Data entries
────────
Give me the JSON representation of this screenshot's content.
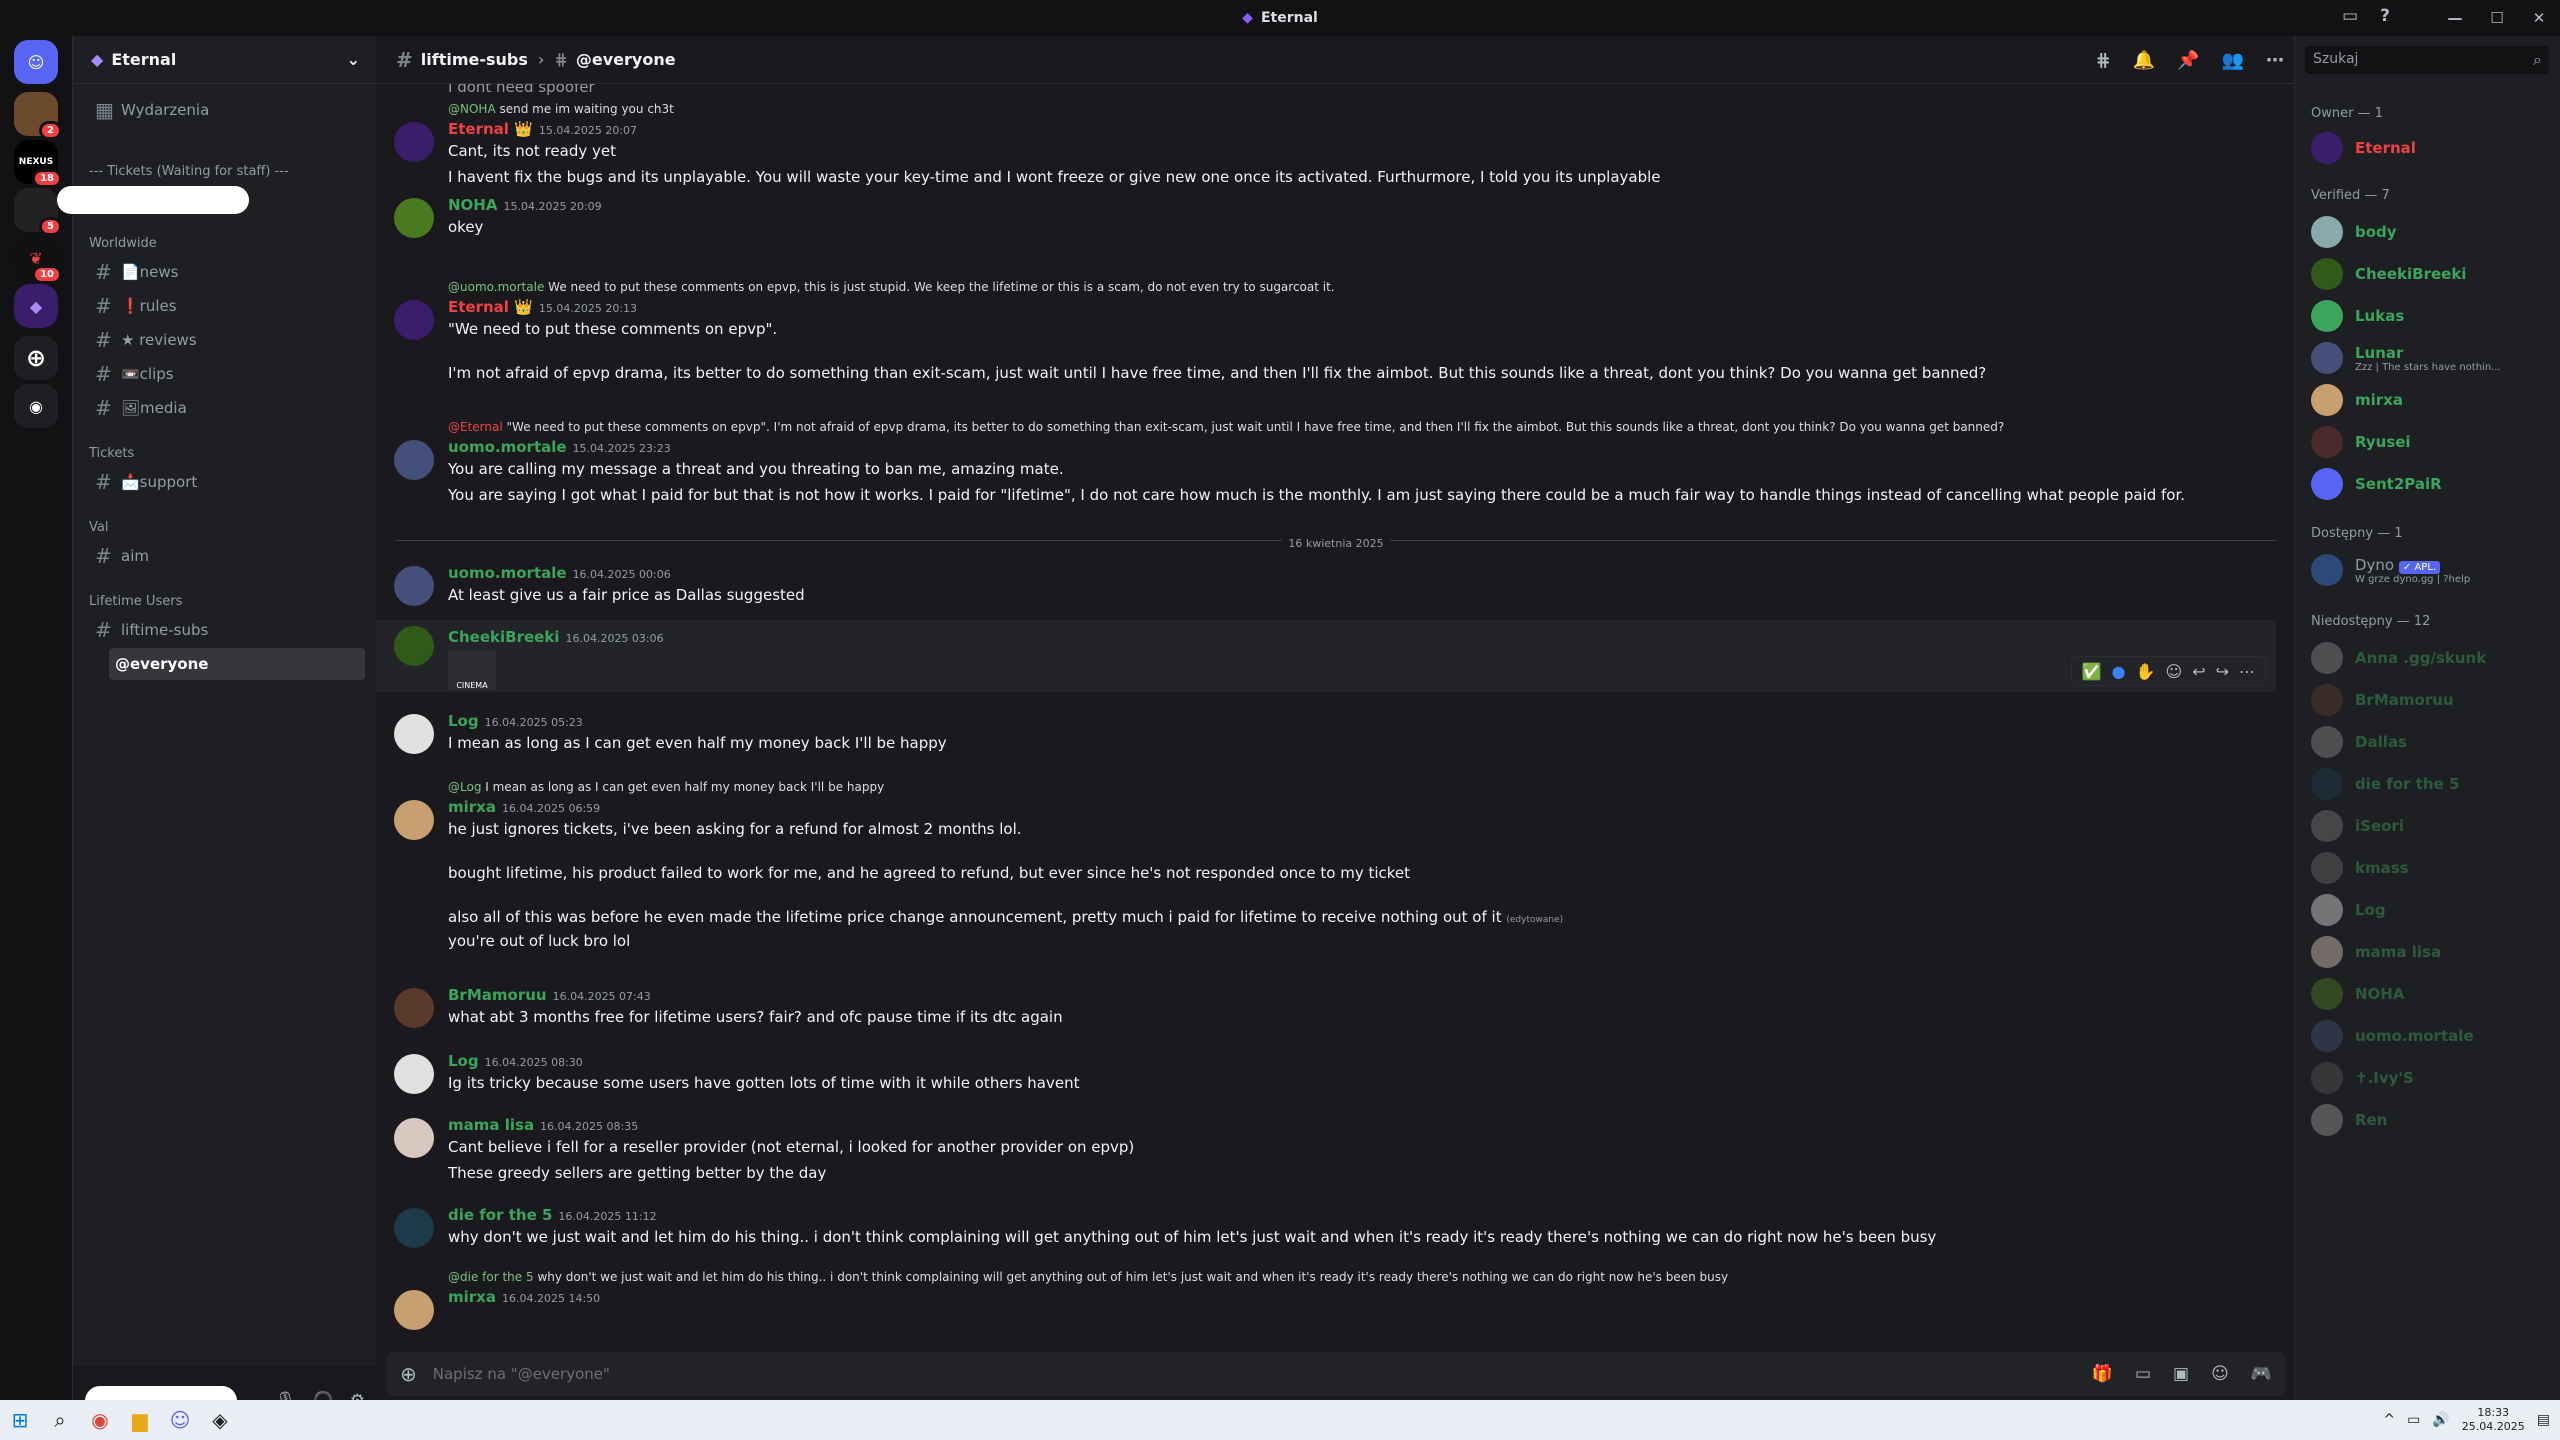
{
  "window": {
    "title": "Eternal",
    "controls": [
      "—",
      "☐",
      "✕"
    ],
    "tray_icons": [
      "▭",
      "?"
    ]
  },
  "server": {
    "name": "Eternal",
    "events": "Wydarzenia",
    "categories": [
      {
        "label": "--- Tickets (Waiting for staff) ---"
      },
      {
        "label": "Worldwide"
      },
      {
        "label": "Tickets"
      },
      {
        "label": "Val"
      },
      {
        "label": "Lifetime Users"
      }
    ],
    "channels": [
      {
        "label": "📄news"
      },
      {
        "label": "❗rules"
      },
      {
        "label": "★ reviews"
      },
      {
        "label": "📼clips"
      },
      {
        "label": "🖼media"
      },
      {
        "label": "📩support"
      },
      {
        "label": "aim"
      },
      {
        "label": "liftime-subs"
      },
      {
        "label": "@everyone"
      }
    ]
  },
  "server_badges": [
    "2",
    "18",
    "5",
    "10"
  ],
  "server_labels": {
    "nexus": "NEXUS"
  },
  "header": {
    "channel": "liftime-subs",
    "thread": "@everyone"
  },
  "colors": {
    "green": "#43b581",
    "red": "#f04747",
    "accent": "#5865f2",
    "name_red": "#ed4245",
    "name_green": "#3ba55c"
  },
  "messages": [
    {
      "reply": "@NOHA",
      "reply_text": "send me im waiting you ch3t",
      "name": "Eternal",
      "time": "15.04.2025 20:07",
      "lines": [
        "Cant, its not ready yet",
        "I havent fix the bugs and its unplayable. You will waste your key-time and I wont freeze or give new one once its activated. Furthurmore, I told you its unplayable"
      ]
    },
    {
      "name": "NOHA",
      "time": "15.04.2025 20:09",
      "lines": [
        "okey"
      ]
    },
    {
      "reply": "@uomo.mortale",
      "reply_text": "We need to put these comments on epvp, this is just stupid. We keep the lifetime or this is a scam, do not even try to sugarcoat it.",
      "name": "Eternal",
      "time": "15.04.2025 20:13",
      "lines": [
        "\"We need to put these comments on epvp\".",
        "I'm not afraid of epvp drama, its better to do something than exit-scam, just wait until I have free time, and then I'll fix the aimbot. But this sounds like a threat, dont you think? Do you wanna get banned?"
      ]
    },
    {
      "reply": "@Eternal",
      "reply_text": "\"We need to put these comments on epvp\".  I'm not afraid of epvp drama, its better to do something than exit-scam, just wait until I have free time, and then I'll fix the aimbot. But this sounds like a threat, dont you think? Do you wanna get banned?",
      "name": "uomo.mortale",
      "time": "15.04.2025 23:23",
      "lines": [
        "You are calling my message a threat and you threating to ban me, amazing mate.",
        "You are saying I got what I paid for but that is not how it works. I paid for \"lifetime\", I do not care how much is the monthly. I am just saying there could be a much fair way to handle things instead of cancelling what people paid for."
      ]
    },
    {
      "name": "uomo.mortale",
      "time": "16.04.2025 00:06",
      "lines": [
        "At least give us a fair price as Dallas suggested"
      ]
    },
    {
      "name": "CheekiBreeki",
      "time": "16.04.2025 03:06",
      "lines": [],
      "image_label": "CINEMA"
    },
    {
      "name": "Log",
      "time": "16.04.2025 05:23",
      "lines": [
        "I mean as long as I can get even half my money back I'll be happy"
      ]
    },
    {
      "reply": "@Log",
      "reply_text": "I mean as long as I can get even half my money back I'll be happy",
      "name": "mirxa",
      "time": "16.04.2025 06:59",
      "lines": [
        "he just ignores tickets, i've been asking for a refund for almost 2 months lol.",
        "bought lifetime, his product failed to work for me, and he agreed to refund, but ever since he's not responded once to my ticket",
        "also all of this was before he even made the lifetime price change announcement, pretty much i paid for lifetime to receive nothing out of it",
        "you're out of luck bro lol"
      ],
      "edited": "(edytowane)"
    },
    {
      "name": "BrMamoruu",
      "time": "16.04.2025 07:43",
      "lines": [
        "what abt 3 months free for lifetime users? fair? and ofc pause time if its dtc again"
      ]
    },
    {
      "name": "Log",
      "time": "16.04.2025 08:30",
      "lines": [
        "Ig its tricky because some users have gotten lots of time with it while others havent"
      ]
    },
    {
      "name": "mama lisa",
      "time": "16.04.2025 08:35",
      "lines": [
        "Cant believe i fell for a reseller provider (not eternal, i looked for another provider on epvp)",
        "These greedy sellers are getting better by the day"
      ]
    },
    {
      "name": "die for the 5",
      "time": "16.04.2025 11:12",
      "lines": [
        "why don't we just wait and let him do his thing.. i don't think complaining will get anything out of him let's just wait and when it's ready it's ready there's nothing we can do right now he's been busy"
      ]
    },
    {
      "reply": "@die for the 5",
      "reply_text": "why don't we just wait and let him do his thing.. i don't think complaining will get anything out of him let's just wait and when it's ready it's ready there's nothing we can do right now he's been busy",
      "name": "mirxa",
      "time": "16.04.2025 14:50",
      "lines": []
    }
  ],
  "top_partial": "I dont need spoofer",
  "date_divider": "16 kwietnia 2025",
  "composer": {
    "placeholder": "Napisz na \"@everyone\""
  },
  "members": {
    "search": "Szukaj",
    "groups": [
      {
        "label": "Owner — 1"
      },
      {
        "label": "Verified — 7"
      },
      {
        "label": "Dostępny — 1"
      },
      {
        "label": "Niedostępny — 12"
      }
    ],
    "list": [
      {
        "name": "Eternal"
      },
      {
        "name": "body"
      },
      {
        "name": "CheekiBreeki"
      },
      {
        "name": "Lukas"
      },
      {
        "name": "Lunar",
        "status": "Zzz | The stars have nothin..."
      },
      {
        "name": "mirxa"
      },
      {
        "name": "Ryusei"
      },
      {
        "name": "Sent2PaiR"
      },
      {
        "name": "Dyno",
        "status": "W grze dyno.gg | ?help",
        "tag": "✓ APL."
      },
      {
        "name": "Anna .gg/skunk"
      },
      {
        "name": "BrMamoruu"
      },
      {
        "name": "Dallas"
      },
      {
        "name": "die for the 5"
      },
      {
        "name": "iSeori"
      },
      {
        "name": "kmass"
      },
      {
        "name": "Log"
      },
      {
        "name": "mama lisa"
      },
      {
        "name": "NOHA"
      },
      {
        "name": "uomo.mortale"
      },
      {
        "name": "✝.Ivy'S"
      },
      {
        "name": "Ren"
      }
    ]
  },
  "clock": {
    "time": "18:33",
    "date": "25.04.2025"
  }
}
────────
To do: Write out each entry exactly as given, omitting any picture.

Finished answer:
Give me the JSON representation of this screenshot's content.
{
  "window": {
    "title": "Eternal",
    "controls": [
      "—",
      "☐",
      "✕"
    ],
    "tray_icons": [
      "▭",
      "?"
    ]
  },
  "server": {
    "name": "Eternal",
    "events": "Wydarzenia",
    "categories": [
      {
        "label": "--- Tickets (Waiting for staff) ---"
      },
      {
        "label": "Worldwide"
      },
      {
        "label": "Tickets"
      },
      {
        "label": "Val"
      },
      {
        "label": "Lifetime Users"
      }
    ],
    "channels": [
      {
        "label": "📄news"
      },
      {
        "label": "❗rules"
      },
      {
        "label": "★ reviews"
      },
      {
        "label": "📼clips"
      },
      {
        "label": "🖼media"
      },
      {
        "label": "📩support"
      },
      {
        "label": "aim"
      },
      {
        "label": "liftime-subs"
      },
      {
        "label": "@everyone"
      }
    ]
  },
  "server_badges": [
    "2",
    "18",
    "5",
    "10"
  ],
  "server_labels": {
    "nexus": "NEXUS"
  },
  "header": {
    "channel": "liftime-subs",
    "thread": "@everyone"
  },
  "colors": {
    "green": "#43b581",
    "red": "#f04747",
    "accent": "#5865f2",
    "name_red": "#ed4245",
    "name_green": "#3ba55c"
  },
  "messages": [
    {
      "reply": "@NOHA",
      "reply_text": "send me im waiting you ch3t",
      "name": "Eternal",
      "time": "15.04.2025 20:07",
      "lines": [
        "Cant, its not ready yet",
        "I havent fix the bugs and its unplayable. You will waste your key-time and I wont freeze or give new one once its activated. Furthurmore, I told you its unplayable"
      ]
    },
    {
      "name": "NOHA",
      "time": "15.04.2025 20:09",
      "lines": [
        "okey"
      ]
    },
    {
      "reply": "@uomo.mortale",
      "reply_text": "We need to put these comments on epvp, this is just stupid. We keep the lifetime or this is a scam, do not even try to sugarcoat it.",
      "name": "Eternal",
      "time": "15.04.2025 20:13",
      "lines": [
        "\"We need to put these comments on epvp\".",
        "I'm not afraid of epvp drama, its better to do something than exit-scam, just wait until I have free time, and then I'll fix the aimbot. But this sounds like a threat, dont you think? Do you wanna get banned?"
      ]
    },
    {
      "reply": "@Eternal",
      "reply_text": "\"We need to put these comments on epvp\".  I'm not afraid of epvp drama, its better to do something than exit-scam, just wait until I have free time, and then I'll fix the aimbot. But this sounds like a threat, dont you think? Do you wanna get banned?",
      "name": "uomo.mortale",
      "time": "15.04.2025 23:23",
      "lines": [
        "You are calling my message a threat and you threating to ban me, amazing mate.",
        "You are saying I got what I paid for but that is not how it works. I paid for \"lifetime\", I do not care how much is the monthly. I am just saying there could be a much fair way to handle things instead of cancelling what people paid for."
      ]
    },
    {
      "name": "uomo.mortale",
      "time": "16.04.2025 00:06",
      "lines": [
        "At least give us a fair price as Dallas suggested"
      ]
    },
    {
      "name": "CheekiBreeki",
      "time": "16.04.2025 03:06",
      "lines": [],
      "image_label": "CINEMA"
    },
    {
      "name": "Log",
      "time": "16.04.2025 05:23",
      "lines": [
        "I mean as long as I can get even half my money back I'll be happy"
      ]
    },
    {
      "reply": "@Log",
      "reply_text": "I mean as long as I can get even half my money back I'll be happy",
      "name": "mirxa",
      "time": "16.04.2025 06:59",
      "lines": [
        "he just ignores tickets, i've been asking for a refund for almost 2 months lol.",
        "bought lifetime, his product failed to work for me, and he agreed to refund, but ever since he's not responded once to my ticket",
        "also all of this was before he even made the lifetime price change announcement, pretty much i paid for lifetime to receive nothing out of it",
        "you're out of luck bro lol"
      ],
      "edited": "(edytowane)"
    },
    {
      "name": "BrMamoruu",
      "time": "16.04.2025 07:43",
      "lines": [
        "what abt 3 months free for lifetime users? fair? and ofc pause time if its dtc again"
      ]
    },
    {
      "name": "Log",
      "time": "16.04.2025 08:30",
      "lines": [
        "Ig its tricky because some users have gotten lots of time with it while others havent"
      ]
    },
    {
      "name": "mama lisa",
      "time": "16.04.2025 08:35",
      "lines": [
        "Cant believe i fell for a reseller provider (not eternal, i looked for another provider on epvp)",
        "These greedy sellers are getting better by the day"
      ]
    },
    {
      "name": "die for the 5",
      "time": "16.04.2025 11:12",
      "lines": [
        "why don't we just wait and let him do his thing.. i don't think complaining will get anything out of him let's just wait and when it's ready it's ready there's nothing we can do right now he's been busy"
      ]
    },
    {
      "reply": "@die for the 5",
      "reply_text": "why don't we just wait and let him do his thing.. i don't think complaining will get anything out of him let's just wait and when it's ready it's ready there's nothing we can do right now he's been busy",
      "name": "mirxa",
      "time": "16.04.2025 14:50",
      "lines": []
    }
  ],
  "top_partial": "I dont need spoofer",
  "date_divider": "16 kwietnia 2025",
  "composer": {
    "placeholder": "Napisz na \"@everyone\""
  },
  "members": {
    "search": "Szukaj",
    "groups": [
      {
        "label": "Owner — 1"
      },
      {
        "label": "Verified — 7"
      },
      {
        "label": "Dostępny — 1"
      },
      {
        "label": "Niedostępny — 12"
      }
    ],
    "list": [
      {
        "name": "Eternal"
      },
      {
        "name": "body"
      },
      {
        "name": "CheekiBreeki"
      },
      {
        "name": "Lukas"
      },
      {
        "name": "Lunar",
        "status": "Zzz | The stars have nothin..."
      },
      {
        "name": "mirxa"
      },
      {
        "name": "Ryusei"
      },
      {
        "name": "Sent2PaiR"
      },
      {
        "name": "Dyno",
        "status": "W grze dyno.gg | ?help",
        "tag": "✓ APL."
      },
      {
        "name": "Anna .gg/skunk"
      },
      {
        "name": "BrMamoruu"
      },
      {
        "name": "Dallas"
      },
      {
        "name": "die for the 5"
      },
      {
        "name": "iSeori"
      },
      {
        "name": "kmass"
      },
      {
        "name": "Log"
      },
      {
        "name": "mama lisa"
      },
      {
        "name": "NOHA"
      },
      {
        "name": "uomo.mortale"
      },
      {
        "name": "✝.Ivy'S"
      },
      {
        "name": "Ren"
      }
    ]
  },
  "clock": {
    "time": "18:33",
    "date": "25.04.2025"
  }
}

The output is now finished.